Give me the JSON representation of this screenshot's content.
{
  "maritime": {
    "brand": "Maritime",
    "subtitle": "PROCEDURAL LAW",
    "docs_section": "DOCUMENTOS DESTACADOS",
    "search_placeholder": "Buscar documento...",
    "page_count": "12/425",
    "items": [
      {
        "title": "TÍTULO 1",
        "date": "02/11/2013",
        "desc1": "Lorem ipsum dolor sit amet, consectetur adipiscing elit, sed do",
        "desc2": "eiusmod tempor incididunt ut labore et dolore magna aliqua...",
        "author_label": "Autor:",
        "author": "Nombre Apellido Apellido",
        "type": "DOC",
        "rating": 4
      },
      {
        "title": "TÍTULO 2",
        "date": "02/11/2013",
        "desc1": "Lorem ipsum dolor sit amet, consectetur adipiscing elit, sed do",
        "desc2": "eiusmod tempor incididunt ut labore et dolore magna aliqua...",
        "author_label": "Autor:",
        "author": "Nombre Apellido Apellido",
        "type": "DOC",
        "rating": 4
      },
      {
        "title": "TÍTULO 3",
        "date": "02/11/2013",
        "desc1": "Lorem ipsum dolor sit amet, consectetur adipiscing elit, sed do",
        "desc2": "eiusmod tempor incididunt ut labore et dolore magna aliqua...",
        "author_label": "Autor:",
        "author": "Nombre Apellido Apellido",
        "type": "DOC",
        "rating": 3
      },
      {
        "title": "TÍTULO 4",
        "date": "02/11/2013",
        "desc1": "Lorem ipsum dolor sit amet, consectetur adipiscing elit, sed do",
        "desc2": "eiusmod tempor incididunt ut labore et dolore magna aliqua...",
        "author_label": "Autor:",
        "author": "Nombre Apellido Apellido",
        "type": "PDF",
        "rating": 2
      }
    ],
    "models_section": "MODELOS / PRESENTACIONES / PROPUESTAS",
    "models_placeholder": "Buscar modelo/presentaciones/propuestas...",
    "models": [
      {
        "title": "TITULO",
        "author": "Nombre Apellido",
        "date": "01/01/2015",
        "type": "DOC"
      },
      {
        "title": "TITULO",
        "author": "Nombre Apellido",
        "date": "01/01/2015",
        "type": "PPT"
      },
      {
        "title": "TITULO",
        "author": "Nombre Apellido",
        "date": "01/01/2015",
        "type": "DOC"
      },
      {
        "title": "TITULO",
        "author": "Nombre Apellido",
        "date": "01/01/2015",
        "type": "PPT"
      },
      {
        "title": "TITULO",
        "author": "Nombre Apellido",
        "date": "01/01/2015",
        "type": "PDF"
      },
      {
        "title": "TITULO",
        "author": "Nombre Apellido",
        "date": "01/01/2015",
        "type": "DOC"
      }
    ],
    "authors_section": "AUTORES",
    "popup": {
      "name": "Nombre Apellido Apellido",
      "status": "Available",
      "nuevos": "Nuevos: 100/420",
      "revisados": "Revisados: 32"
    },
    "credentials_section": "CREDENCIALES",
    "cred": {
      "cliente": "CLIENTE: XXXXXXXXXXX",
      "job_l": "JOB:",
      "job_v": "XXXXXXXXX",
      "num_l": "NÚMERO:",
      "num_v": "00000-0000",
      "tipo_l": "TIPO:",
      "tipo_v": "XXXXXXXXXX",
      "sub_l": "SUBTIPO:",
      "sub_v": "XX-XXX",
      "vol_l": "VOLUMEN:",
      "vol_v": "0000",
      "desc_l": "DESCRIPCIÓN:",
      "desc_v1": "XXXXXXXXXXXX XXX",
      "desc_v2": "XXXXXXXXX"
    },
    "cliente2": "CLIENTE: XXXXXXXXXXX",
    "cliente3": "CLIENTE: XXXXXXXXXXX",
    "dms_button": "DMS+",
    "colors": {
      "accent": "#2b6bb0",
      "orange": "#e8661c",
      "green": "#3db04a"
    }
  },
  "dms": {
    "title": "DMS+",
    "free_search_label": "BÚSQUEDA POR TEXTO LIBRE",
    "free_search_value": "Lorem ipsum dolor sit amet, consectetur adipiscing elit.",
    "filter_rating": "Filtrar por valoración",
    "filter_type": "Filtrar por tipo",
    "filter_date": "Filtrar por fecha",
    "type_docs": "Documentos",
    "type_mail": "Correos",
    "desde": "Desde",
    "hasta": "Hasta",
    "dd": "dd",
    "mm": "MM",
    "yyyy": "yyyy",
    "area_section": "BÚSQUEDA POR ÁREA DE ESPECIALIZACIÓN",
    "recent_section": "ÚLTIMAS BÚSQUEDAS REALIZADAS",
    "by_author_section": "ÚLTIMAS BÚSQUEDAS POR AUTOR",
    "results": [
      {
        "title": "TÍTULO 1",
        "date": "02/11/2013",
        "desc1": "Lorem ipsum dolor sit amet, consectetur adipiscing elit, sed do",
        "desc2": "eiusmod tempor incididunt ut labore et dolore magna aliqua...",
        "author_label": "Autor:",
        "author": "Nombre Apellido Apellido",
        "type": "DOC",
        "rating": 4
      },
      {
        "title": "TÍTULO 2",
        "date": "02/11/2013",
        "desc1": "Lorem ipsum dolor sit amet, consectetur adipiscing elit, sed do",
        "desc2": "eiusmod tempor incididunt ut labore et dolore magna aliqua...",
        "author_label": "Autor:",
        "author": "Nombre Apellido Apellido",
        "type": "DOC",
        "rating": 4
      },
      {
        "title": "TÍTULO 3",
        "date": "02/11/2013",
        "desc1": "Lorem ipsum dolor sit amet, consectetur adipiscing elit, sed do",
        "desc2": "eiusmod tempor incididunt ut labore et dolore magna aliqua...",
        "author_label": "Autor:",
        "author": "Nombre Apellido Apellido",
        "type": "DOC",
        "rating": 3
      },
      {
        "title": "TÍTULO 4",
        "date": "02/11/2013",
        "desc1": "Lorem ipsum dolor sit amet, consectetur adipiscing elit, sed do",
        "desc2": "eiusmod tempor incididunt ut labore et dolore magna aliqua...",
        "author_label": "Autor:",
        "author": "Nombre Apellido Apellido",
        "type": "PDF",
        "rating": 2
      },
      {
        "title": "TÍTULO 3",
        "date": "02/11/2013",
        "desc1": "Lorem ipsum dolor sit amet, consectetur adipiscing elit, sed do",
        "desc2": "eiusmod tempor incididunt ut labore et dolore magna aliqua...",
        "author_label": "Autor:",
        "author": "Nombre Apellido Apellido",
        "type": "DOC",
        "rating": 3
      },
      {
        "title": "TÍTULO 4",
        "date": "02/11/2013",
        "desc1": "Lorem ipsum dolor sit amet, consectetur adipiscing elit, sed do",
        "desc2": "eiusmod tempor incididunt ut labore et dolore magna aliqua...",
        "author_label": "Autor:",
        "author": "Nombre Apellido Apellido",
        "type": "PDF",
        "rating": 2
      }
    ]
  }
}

→ GOAL: Could you reproduce every record above exactly as it appears?

→ PROBLEM SOLUTION:
Give me the JSON representation of this screenshot's content.
{
  "maritime": {
    "brand": "Maritime",
    "subtitle": "PROCEDURAL LAW",
    "docs_section": "DOCUMENTOS DESTACADOS",
    "search_placeholder": "Buscar documento...",
    "page_count": "12/425",
    "items": [
      {
        "title": "TÍTULO 1",
        "date": "02/11/2013",
        "desc1": "Lorem ipsum dolor sit amet, consectetur adipiscing elit, sed do",
        "desc2": "eiusmod tempor incididunt ut labore et dolore magna aliqua...",
        "author_label": "Autor:",
        "author": "Nombre Apellido Apellido",
        "type": "DOC",
        "rating": 4
      },
      {
        "title": "TÍTULO 2",
        "date": "02/11/2013",
        "desc1": "Lorem ipsum dolor sit amet, consectetur adipiscing elit, sed do",
        "desc2": "eiusmod tempor incididunt ut labore et dolore magna aliqua...",
        "author_label": "Autor:",
        "author": "Nombre Apellido Apellido",
        "type": "DOC",
        "rating": 4
      },
      {
        "title": "TÍTULO 3",
        "date": "02/11/2013",
        "desc1": "Lorem ipsum dolor sit amet, consectetur adipiscing elit, sed do",
        "desc2": "eiusmod tempor incididunt ut labore et dolore magna aliqua...",
        "author_label": "Autor:",
        "author": "Nombre Apellido Apellido",
        "type": "DOC",
        "rating": 3
      },
      {
        "title": "TÍTULO 4",
        "date": "02/11/2013",
        "desc1": "Lorem ipsum dolor sit amet, consectetur adipiscing elit, sed do",
        "desc2": "eiusmod tempor incididunt ut labore et dolore magna aliqua...",
        "author_label": "Autor:",
        "author": "Nombre Apellido Apellido",
        "type": "PDF",
        "rating": 2
      }
    ],
    "models_section": "MODELOS / PRESENTACIONES / PROPUESTAS",
    "models_placeholder": "Buscar modelo/presentaciones/propuestas...",
    "models": [
      {
        "title": "TITULO",
        "author": "Nombre Apellido",
        "date": "01/01/2015",
        "type": "DOC"
      },
      {
        "title": "TITULO",
        "author": "Nombre Apellido",
        "date": "01/01/2015",
        "type": "PPT"
      },
      {
        "title": "TITULO",
        "author": "Nombre Apellido",
        "date": "01/01/2015",
        "type": "DOC"
      },
      {
        "title": "TITULO",
        "author": "Nombre Apellido",
        "date": "01/01/2015",
        "type": "PPT"
      },
      {
        "title": "TITULO",
        "author": "Nombre Apellido",
        "date": "01/01/2015",
        "type": "PDF"
      },
      {
        "title": "TITULO",
        "author": "Nombre Apellido",
        "date": "01/01/2015",
        "type": "DOC"
      }
    ],
    "authors_section": "AUTORES",
    "popup": {
      "name": "Nombre Apellido Apellido",
      "status": "Available",
      "nuevos": "Nuevos: 100/420",
      "revisados": "Revisados: 32"
    },
    "credentials_section": "CREDENCIALES",
    "cred": {
      "cliente": "CLIENTE: XXXXXXXXXXX",
      "job_l": "JOB:",
      "job_v": "XXXXXXXXX",
      "num_l": "NÚMERO:",
      "num_v": "00000-0000",
      "tipo_l": "TIPO:",
      "tipo_v": "XXXXXXXXXX",
      "sub_l": "SUBTIPO:",
      "sub_v": "XX-XXX",
      "vol_l": "VOLUMEN:",
      "vol_v": "0000",
      "desc_l": "DESCRIPCIÓN:",
      "desc_v1": "XXXXXXXXXXXX XXX",
      "desc_v2": "XXXXXXXXX"
    },
    "cliente2": "CLIENTE: XXXXXXXXXXX",
    "cliente3": "CLIENTE: XXXXXXXXXXX",
    "dms_button": "DMS+",
    "colors": {
      "accent": "#2b6bb0",
      "orange": "#e8661c",
      "green": "#3db04a"
    }
  },
  "dms": {
    "title": "DMS+",
    "free_search_label": "BÚSQUEDA POR TEXTO LIBRE",
    "free_search_value": "Lorem ipsum dolor sit amet, consectetur adipiscing elit.",
    "filter_rating": "Filtrar por valoración",
    "filter_type": "Filtrar por tipo",
    "filter_date": "Filtrar por fecha",
    "type_docs": "Documentos",
    "type_mail": "Correos",
    "desde": "Desde",
    "hasta": "Hasta",
    "dd": "dd",
    "mm": "MM",
    "yyyy": "yyyy",
    "area_section": "BÚSQUEDA POR ÁREA DE ESPECIALIZACIÓN",
    "recent_section": "ÚLTIMAS BÚSQUEDAS REALIZADAS",
    "by_author_section": "ÚLTIMAS BÚSQUEDAS POR AUTOR",
    "results": [
      {
        "title": "TÍTULO 1",
        "date": "02/11/2013",
        "desc1": "Lorem ipsum dolor sit amet, consectetur adipiscing elit, sed do",
        "desc2": "eiusmod tempor incididunt ut labore et dolore magna aliqua...",
        "author_label": "Autor:",
        "author": "Nombre Apellido Apellido",
        "type": "DOC",
        "rating": 4
      },
      {
        "title": "TÍTULO 2",
        "date": "02/11/2013",
        "desc1": "Lorem ipsum dolor sit amet, consectetur adipiscing elit, sed do",
        "desc2": "eiusmod tempor incididunt ut labore et dolore magna aliqua...",
        "author_label": "Autor:",
        "author": "Nombre Apellido Apellido",
        "type": "DOC",
        "rating": 4
      },
      {
        "title": "TÍTULO 3",
        "date": "02/11/2013",
        "desc1": "Lorem ipsum dolor sit amet, consectetur adipiscing elit, sed do",
        "desc2": "eiusmod tempor incididunt ut labore et dolore magna aliqua...",
        "author_label": "Autor:",
        "author": "Nombre Apellido Apellido",
        "type": "DOC",
        "rating": 3
      },
      {
        "title": "TÍTULO 4",
        "date": "02/11/2013",
        "desc1": "Lorem ipsum dolor sit amet, consectetur adipiscing elit, sed do",
        "desc2": "eiusmod tempor incididunt ut labore et dolore magna aliqua...",
        "author_label": "Autor:",
        "author": "Nombre Apellido Apellido",
        "type": "PDF",
        "rating": 2
      },
      {
        "title": "TÍTULO 3",
        "date": "02/11/2013",
        "desc1": "Lorem ipsum dolor sit amet, consectetur adipiscing elit, sed do",
        "desc2": "eiusmod tempor incididunt ut labore et dolore magna aliqua...",
        "author_label": "Autor:",
        "author": "Nombre Apellido Apellido",
        "type": "DOC",
        "rating": 3
      },
      {
        "title": "TÍTULO 4",
        "date": "02/11/2013",
        "desc1": "Lorem ipsum dolor sit amet, consectetur adipiscing elit, sed do",
        "desc2": "eiusmod tempor incididunt ut labore et dolore magna aliqua...",
        "author_label": "Autor:",
        "author": "Nombre Apellido Apellido",
        "type": "PDF",
        "rating": 2
      }
    ]
  }
}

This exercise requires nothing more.